**Aim**
Wherever the word "dans" appears in a line, copy that line.

**Stored rows**
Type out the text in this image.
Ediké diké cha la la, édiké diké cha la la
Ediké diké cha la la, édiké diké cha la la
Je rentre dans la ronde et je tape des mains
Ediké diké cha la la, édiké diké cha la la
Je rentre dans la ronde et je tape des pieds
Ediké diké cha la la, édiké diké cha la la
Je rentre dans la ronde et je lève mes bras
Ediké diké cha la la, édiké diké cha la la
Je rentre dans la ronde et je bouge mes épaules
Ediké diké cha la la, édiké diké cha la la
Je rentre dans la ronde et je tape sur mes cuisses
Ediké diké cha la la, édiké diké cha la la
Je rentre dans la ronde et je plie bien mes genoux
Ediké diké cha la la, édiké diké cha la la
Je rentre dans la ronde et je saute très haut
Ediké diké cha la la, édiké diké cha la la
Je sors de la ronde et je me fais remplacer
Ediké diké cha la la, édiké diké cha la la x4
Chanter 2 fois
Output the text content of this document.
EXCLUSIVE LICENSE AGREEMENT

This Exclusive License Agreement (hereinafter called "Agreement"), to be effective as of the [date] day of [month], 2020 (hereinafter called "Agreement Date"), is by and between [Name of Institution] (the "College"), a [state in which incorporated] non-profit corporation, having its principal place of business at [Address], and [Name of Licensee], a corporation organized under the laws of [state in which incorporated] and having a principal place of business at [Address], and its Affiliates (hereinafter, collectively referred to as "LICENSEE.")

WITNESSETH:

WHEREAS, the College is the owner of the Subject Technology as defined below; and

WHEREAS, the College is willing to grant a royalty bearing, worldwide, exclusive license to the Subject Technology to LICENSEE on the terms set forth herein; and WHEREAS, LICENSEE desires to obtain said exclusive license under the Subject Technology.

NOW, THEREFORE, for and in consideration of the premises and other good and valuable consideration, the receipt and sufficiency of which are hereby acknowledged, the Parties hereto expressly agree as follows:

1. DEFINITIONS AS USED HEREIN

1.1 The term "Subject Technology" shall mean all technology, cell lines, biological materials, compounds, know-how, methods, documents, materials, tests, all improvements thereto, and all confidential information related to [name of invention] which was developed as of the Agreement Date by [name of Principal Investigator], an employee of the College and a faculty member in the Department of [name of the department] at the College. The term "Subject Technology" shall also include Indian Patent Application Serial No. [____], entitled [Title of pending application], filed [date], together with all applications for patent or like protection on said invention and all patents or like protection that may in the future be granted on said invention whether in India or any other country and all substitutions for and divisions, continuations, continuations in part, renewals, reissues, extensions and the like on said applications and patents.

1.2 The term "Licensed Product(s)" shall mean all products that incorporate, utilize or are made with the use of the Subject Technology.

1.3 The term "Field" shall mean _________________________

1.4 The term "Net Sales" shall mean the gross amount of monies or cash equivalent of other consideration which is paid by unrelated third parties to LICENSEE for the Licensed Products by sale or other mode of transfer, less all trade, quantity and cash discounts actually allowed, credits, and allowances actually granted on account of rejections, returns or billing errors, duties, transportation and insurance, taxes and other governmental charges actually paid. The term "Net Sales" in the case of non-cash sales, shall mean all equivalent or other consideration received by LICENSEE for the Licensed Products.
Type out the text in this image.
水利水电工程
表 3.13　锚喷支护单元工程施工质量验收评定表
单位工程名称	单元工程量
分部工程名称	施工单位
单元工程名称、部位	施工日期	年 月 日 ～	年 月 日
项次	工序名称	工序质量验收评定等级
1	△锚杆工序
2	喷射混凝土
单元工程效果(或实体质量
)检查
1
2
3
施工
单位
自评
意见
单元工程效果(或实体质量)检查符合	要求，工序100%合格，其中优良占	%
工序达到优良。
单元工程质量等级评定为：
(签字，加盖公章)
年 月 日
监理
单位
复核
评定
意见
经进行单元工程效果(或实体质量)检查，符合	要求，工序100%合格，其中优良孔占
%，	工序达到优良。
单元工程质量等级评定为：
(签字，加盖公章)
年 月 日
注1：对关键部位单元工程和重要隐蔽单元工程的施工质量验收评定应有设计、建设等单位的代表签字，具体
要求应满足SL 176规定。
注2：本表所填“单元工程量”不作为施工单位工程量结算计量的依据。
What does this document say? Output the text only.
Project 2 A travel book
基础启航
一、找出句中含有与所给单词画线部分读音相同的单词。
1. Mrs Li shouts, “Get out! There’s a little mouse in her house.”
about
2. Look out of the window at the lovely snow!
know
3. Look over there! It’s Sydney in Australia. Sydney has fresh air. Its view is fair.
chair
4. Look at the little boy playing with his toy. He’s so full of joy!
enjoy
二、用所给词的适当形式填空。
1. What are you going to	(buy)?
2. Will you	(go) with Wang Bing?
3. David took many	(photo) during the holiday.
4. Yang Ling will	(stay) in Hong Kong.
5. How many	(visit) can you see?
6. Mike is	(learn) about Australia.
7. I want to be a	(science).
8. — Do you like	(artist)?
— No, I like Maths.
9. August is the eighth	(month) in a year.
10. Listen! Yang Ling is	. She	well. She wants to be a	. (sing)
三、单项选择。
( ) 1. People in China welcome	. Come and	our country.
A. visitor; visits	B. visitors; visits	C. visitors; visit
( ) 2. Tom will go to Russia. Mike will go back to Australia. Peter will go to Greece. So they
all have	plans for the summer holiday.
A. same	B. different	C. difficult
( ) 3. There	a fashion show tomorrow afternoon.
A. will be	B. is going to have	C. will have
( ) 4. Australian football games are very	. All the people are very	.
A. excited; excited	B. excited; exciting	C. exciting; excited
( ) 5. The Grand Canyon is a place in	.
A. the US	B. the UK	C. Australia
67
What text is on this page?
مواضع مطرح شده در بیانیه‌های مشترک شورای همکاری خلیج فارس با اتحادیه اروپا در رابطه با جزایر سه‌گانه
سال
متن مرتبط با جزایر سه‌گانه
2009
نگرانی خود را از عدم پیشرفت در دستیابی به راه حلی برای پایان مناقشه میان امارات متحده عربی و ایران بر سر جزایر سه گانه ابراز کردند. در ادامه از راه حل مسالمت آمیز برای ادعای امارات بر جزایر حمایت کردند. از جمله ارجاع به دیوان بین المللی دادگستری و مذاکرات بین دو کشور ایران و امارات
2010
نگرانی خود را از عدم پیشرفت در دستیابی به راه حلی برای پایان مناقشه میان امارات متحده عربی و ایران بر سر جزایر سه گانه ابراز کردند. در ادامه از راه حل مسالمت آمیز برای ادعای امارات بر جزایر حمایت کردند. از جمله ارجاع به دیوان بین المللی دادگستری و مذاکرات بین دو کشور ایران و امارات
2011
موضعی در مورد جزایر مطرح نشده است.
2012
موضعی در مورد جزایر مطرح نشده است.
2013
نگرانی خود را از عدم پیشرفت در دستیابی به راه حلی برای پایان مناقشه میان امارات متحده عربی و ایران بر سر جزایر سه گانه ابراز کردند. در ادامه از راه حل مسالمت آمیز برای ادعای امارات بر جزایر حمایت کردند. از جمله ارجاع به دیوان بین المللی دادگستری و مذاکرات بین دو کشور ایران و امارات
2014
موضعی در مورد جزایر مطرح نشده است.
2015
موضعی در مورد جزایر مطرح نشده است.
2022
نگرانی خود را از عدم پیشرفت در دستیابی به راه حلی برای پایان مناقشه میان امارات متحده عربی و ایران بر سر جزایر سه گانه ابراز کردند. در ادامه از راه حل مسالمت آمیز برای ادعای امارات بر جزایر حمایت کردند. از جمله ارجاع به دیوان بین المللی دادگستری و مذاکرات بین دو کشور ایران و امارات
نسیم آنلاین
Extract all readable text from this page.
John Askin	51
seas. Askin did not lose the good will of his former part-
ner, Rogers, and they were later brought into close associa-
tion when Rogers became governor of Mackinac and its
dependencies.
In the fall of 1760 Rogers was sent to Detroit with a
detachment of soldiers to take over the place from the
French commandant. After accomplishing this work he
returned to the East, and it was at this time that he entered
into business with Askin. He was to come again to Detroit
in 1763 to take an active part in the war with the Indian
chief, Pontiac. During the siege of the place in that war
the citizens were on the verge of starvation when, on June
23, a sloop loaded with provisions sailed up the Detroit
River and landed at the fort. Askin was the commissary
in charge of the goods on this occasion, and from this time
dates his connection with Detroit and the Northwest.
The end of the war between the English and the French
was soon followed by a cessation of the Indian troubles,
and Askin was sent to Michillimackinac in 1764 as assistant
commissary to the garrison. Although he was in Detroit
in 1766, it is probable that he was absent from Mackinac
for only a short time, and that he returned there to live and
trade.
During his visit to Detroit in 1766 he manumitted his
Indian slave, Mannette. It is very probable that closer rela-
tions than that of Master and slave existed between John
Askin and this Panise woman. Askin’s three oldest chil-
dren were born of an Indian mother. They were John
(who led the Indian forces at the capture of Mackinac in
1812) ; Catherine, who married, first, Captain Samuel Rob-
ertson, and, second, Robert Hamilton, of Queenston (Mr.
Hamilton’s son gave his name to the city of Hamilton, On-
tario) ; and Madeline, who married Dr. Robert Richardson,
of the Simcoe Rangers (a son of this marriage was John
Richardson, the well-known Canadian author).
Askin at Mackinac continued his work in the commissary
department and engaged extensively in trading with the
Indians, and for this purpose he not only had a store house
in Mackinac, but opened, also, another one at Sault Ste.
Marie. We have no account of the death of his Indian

**Result for this task**
Je rentre dans la ronde et je tape des mains
Je rentre dans la ronde et je tape des pieds
Je rentre dans la ronde et je lève mes bras
Je rentre dans la ronde et je bouge mes épaules
Je rentre dans la ronde et je tape sur mes cuisses
Je rentre dans la ronde et je plie bien mes genoux
Je rentre dans la ronde et je saute très haut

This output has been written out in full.